[Records contained in a dataset]
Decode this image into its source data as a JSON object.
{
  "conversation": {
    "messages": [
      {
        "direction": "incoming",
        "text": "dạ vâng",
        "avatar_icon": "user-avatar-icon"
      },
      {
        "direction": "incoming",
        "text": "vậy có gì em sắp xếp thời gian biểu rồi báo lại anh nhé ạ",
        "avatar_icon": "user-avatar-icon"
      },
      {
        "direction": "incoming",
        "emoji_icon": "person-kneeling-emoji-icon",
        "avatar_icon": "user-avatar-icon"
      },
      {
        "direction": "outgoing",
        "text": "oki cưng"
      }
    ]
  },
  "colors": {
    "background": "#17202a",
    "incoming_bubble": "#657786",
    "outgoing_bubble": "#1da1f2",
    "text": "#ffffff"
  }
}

### AIM
Extract all lines as given.

### REPLY
Decode this image into its source data as a JSON object.
{
  "conversation": {
    "messages": [
      {
        "direction": "incoming",
        "text": "dạ vâng",
        "avatar_icon": "user-avatar-icon"
      },
      {
        "direction": "incoming",
        "text": "vậy có gì em sắp xếp thời gian biểu rồi báo lại anh nhé ạ",
        "avatar_icon": "user-avatar-icon"
      },
      {
        "direction": "incoming",
        "emoji_icon": "person-kneeling-emoji-icon",
        "avatar_icon": "user-avatar-icon"
      },
      {
        "direction": "outgoing",
        "text": "oki cưng"
      }
    ]
  },
  "colors": {
    "background": "#17202a",
    "incoming_bubble": "#657786",
    "outgoing_bubble": "#1da1f2",
    "text": "#ffffff"
  }
}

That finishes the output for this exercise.